*** Data for this task

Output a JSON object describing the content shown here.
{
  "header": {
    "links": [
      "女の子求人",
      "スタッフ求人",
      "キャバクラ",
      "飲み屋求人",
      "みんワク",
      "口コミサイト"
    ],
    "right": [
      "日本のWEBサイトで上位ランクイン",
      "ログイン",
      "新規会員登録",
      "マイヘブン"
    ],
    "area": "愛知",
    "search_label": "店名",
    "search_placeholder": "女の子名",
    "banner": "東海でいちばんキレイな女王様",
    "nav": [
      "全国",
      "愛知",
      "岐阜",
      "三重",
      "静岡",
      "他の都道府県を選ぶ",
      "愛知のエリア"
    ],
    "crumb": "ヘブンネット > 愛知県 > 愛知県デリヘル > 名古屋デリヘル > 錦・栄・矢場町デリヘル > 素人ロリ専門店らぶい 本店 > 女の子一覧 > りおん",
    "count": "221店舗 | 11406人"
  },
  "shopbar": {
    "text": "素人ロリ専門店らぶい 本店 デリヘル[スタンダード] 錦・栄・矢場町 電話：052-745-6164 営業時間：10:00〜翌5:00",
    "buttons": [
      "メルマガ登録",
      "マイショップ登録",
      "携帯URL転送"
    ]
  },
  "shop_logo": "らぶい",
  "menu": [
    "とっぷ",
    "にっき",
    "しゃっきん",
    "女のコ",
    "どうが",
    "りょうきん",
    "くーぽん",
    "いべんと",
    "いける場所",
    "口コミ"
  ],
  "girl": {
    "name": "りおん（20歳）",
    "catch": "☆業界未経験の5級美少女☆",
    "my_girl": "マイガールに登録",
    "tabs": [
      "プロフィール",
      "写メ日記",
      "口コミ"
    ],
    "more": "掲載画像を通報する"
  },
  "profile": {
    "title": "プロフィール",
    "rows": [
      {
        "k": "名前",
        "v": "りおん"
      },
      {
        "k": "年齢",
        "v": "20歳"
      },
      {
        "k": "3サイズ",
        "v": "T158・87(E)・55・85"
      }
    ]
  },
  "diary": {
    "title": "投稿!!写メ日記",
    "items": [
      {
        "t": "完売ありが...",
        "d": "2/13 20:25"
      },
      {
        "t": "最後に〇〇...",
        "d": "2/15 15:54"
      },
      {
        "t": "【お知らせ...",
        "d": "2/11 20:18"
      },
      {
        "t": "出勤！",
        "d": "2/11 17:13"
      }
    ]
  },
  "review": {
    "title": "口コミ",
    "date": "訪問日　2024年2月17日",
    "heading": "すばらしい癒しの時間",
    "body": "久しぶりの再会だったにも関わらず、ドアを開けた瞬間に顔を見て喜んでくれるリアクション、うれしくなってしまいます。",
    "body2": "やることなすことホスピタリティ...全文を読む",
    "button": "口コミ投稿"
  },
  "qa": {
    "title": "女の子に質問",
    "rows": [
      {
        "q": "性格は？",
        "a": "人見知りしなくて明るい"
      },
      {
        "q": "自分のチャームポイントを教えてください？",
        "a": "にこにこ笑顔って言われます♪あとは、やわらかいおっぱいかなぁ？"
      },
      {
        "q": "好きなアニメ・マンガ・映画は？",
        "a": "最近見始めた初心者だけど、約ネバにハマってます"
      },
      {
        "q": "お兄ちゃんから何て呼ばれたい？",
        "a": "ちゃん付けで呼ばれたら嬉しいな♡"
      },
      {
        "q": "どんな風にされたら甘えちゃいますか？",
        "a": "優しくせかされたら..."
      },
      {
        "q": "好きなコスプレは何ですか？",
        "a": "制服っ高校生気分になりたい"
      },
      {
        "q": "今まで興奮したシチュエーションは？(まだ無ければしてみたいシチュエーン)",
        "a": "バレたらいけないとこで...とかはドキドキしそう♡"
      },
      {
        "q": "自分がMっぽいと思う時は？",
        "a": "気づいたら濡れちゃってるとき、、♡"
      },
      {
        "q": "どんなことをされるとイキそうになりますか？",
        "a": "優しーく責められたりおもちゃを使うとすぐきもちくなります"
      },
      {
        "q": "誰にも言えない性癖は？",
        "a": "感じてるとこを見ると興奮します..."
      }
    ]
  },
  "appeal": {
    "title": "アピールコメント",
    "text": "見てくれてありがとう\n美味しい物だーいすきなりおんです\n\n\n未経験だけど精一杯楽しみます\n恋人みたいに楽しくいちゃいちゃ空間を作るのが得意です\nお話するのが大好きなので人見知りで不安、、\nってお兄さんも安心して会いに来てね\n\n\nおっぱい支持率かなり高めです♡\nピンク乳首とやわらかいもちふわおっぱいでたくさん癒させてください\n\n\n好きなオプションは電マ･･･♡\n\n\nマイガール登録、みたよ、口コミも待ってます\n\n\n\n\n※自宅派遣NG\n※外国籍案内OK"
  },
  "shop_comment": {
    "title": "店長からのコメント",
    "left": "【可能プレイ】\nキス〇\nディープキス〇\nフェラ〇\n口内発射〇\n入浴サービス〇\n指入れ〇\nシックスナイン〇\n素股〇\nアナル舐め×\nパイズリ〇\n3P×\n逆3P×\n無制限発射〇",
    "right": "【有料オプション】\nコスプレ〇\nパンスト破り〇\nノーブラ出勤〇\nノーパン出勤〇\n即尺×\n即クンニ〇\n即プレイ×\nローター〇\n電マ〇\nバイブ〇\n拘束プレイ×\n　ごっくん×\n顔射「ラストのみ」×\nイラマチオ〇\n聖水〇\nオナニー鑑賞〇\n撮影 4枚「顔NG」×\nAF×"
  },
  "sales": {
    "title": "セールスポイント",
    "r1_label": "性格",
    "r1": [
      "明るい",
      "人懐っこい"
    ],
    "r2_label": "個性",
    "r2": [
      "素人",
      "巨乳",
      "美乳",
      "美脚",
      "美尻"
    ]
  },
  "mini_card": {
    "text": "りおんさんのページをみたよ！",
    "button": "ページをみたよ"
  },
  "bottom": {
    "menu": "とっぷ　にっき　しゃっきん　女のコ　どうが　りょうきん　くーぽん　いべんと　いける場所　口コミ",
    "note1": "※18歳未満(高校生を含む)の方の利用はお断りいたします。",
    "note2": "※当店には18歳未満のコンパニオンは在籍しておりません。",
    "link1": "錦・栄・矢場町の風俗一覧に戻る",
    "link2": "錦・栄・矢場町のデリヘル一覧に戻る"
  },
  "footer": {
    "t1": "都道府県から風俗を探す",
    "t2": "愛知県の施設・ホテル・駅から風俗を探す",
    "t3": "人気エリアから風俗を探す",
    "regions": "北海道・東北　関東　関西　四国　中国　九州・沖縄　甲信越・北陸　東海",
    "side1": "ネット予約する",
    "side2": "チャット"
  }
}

******

→ **Task directions**:
Word for word, restate all of the data shown above.

→ **Solution to this problem**:
Output a JSON object describing the content shown here.
{
  "header": {
    "links": [
      "女の子求人",
      "スタッフ求人",
      "キャバクラ",
      "飲み屋求人",
      "みんワク",
      "口コミサイト"
    ],
    "right": [
      "日本のWEBサイトで上位ランクイン",
      "ログイン",
      "新規会員登録",
      "マイヘブン"
    ],
    "area": "愛知",
    "search_label": "店名",
    "search_placeholder": "女の子名",
    "banner": "東海でいちばんキレイな女王様",
    "nav": [
      "全国",
      "愛知",
      "岐阜",
      "三重",
      "静岡",
      "他の都道府県を選ぶ",
      "愛知のエリア"
    ],
    "crumb": "ヘブンネット > 愛知県 > 愛知県デリヘル > 名古屋デリヘル > 錦・栄・矢場町デリヘル > 素人ロリ専門店らぶい 本店 > 女の子一覧 > りおん",
    "count": "221店舗 | 11406人"
  },
  "shopbar": {
    "text": "素人ロリ専門店らぶい 本店 デリヘル[スタンダード] 錦・栄・矢場町 電話：052-745-6164 営業時間：10:00〜翌5:00",
    "buttons": [
      "メルマガ登録",
      "マイショップ登録",
      "携帯URL転送"
    ]
  },
  "shop_logo": "らぶい",
  "menu": [
    "とっぷ",
    "にっき",
    "しゃっきん",
    "女のコ",
    "どうが",
    "りょうきん",
    "くーぽん",
    "いべんと",
    "いける場所",
    "口コミ"
  ],
  "girl": {
    "name": "りおん（20歳）",
    "catch": "☆業界未経験の5級美少女☆",
    "my_girl": "マイガールに登録",
    "tabs": [
      "プロフィール",
      "写メ日記",
      "口コミ"
    ],
    "more": "掲載画像を通報する"
  },
  "profile": {
    "title": "プロフィール",
    "rows": [
      {
        "k": "名前",
        "v": "りおん"
      },
      {
        "k": "年齢",
        "v": "20歳"
      },
      {
        "k": "3サイズ",
        "v": "T158・87(E)・55・85"
      }
    ]
  },
  "diary": {
    "title": "投稿!!写メ日記",
    "items": [
      {
        "t": "完売ありが...",
        "d": "2/13 20:25"
      },
      {
        "t": "最後に〇〇...",
        "d": "2/15 15:54"
      },
      {
        "t": "【お知らせ...",
        "d": "2/11 20:18"
      },
      {
        "t": "出勤！",
        "d": "2/11 17:13"
      }
    ]
  },
  "review": {
    "title": "口コミ",
    "date": "訪問日　2024年2月17日",
    "heading": "すばらしい癒しの時間",
    "body": "久しぶりの再会だったにも関わらず、ドアを開けた瞬間に顔を見て喜んでくれるリアクション、うれしくなってしまいます。",
    "body2": "やることなすことホスピタリティ...全文を読む",
    "button": "口コミ投稿"
  },
  "qa": {
    "title": "女の子に質問",
    "rows": [
      {
        "q": "性格は？",
        "a": "人見知りしなくて明るい"
      },
      {
        "q": "自分のチャームポイントを教えてください？",
        "a": "にこにこ笑顔って言われます♪あとは、やわらかいおっぱいかなぁ？"
      },
      {
        "q": "好きなアニメ・マンガ・映画は？",
        "a": "最近見始めた初心者だけど、約ネバにハマってます"
      },
      {
        "q": "お兄ちゃんから何て呼ばれたい？",
        "a": "ちゃん付けで呼ばれたら嬉しいな♡"
      },
      {
        "q": "どんな風にされたら甘えちゃいますか？",
        "a": "優しくせかされたら..."
      },
      {
        "q": "好きなコスプレは何ですか？",
        "a": "制服っ高校生気分になりたい"
      },
      {
        "q": "今まで興奮したシチュエーションは？(まだ無ければしてみたいシチュエーン)",
        "a": "バレたらいけないとこで...とかはドキドキしそう♡"
      },
      {
        "q": "自分がMっぽいと思う時は？",
        "a": "気づいたら濡れちゃってるとき、、♡"
      },
      {
        "q": "どんなことをされるとイキそうになりますか？",
        "a": "優しーく責められたりおもちゃを使うとすぐきもちくなります"
      },
      {
        "q": "誰にも言えない性癖は？",
        "a": "感じてるとこを見ると興奮します..."
      }
    ]
  },
  "appeal": {
    "title": "アピールコメント",
    "text": "見てくれてありがとう\n美味しい物だーいすきなりおんです\n\n\n未経験だけど精一杯楽しみます\n恋人みたいに楽しくいちゃいちゃ空間を作るのが得意です\nお話するのが大好きなので人見知りで不安、、\nってお兄さんも安心して会いに来てね\n\n\nおっぱい支持率かなり高めです♡\nピンク乳首とやわらかいもちふわおっぱいでたくさん癒させてください\n\n\n好きなオプションは電マ･･･♡\n\n\nマイガール登録、みたよ、口コミも待ってます\n\n\n\n\n※自宅派遣NG\n※外国籍案内OK"
  },
  "shop_comment": {
    "title": "店長からのコメント",
    "left": "【可能プレイ】\nキス〇\nディープキス〇\nフェラ〇\n口内発射〇\n入浴サービス〇\n指入れ〇\nシックスナイン〇\n素股〇\nアナル舐め×\nパイズリ〇\n3P×\n逆3P×\n無制限発射〇",
    "right": "【有料オプション】\nコスプレ〇\nパンスト破り〇\nノーブラ出勤〇\nノーパン出勤〇\n即尺×\n即クンニ〇\n即プレイ×\nローター〇\n電マ〇\nバイブ〇\n拘束プレイ×\n　ごっくん×\n顔射「ラストのみ」×\nイラマチオ〇\n聖水〇\nオナニー鑑賞〇\n撮影 4枚「顔NG」×\nAF×"
  },
  "sales": {
    "title": "セールスポイント",
    "r1_label": "性格",
    "r1": [
      "明るい",
      "人懐っこい"
    ],
    "r2_label": "個性",
    "r2": [
      "素人",
      "巨乳",
      "美乳",
      "美脚",
      "美尻"
    ]
  },
  "mini_card": {
    "text": "りおんさんのページをみたよ！",
    "button": "ページをみたよ"
  },
  "bottom": {
    "menu": "とっぷ　にっき　しゃっきん　女のコ　どうが　りょうきん　くーぽん　いべんと　いける場所　口コミ",
    "note1": "※18歳未満(高校生を含む)の方の利用はお断りいたします。",
    "note2": "※当店には18歳未満のコンパニオンは在籍しておりません。",
    "link1": "錦・栄・矢場町の風俗一覧に戻る",
    "link2": "錦・栄・矢場町のデリヘル一覧に戻る"
  },
  "footer": {
    "t1": "都道府県から風俗を探す",
    "t2": "愛知県の施設・ホテル・駅から風俗を探す",
    "t3": "人気エリアから風俗を探す",
    "regions": "北海道・東北　関東　関西　四国　中国　九州・沖縄　甲信越・北陸　東海",
    "side1": "ネット予約する",
    "side2": "チャット"
  }
}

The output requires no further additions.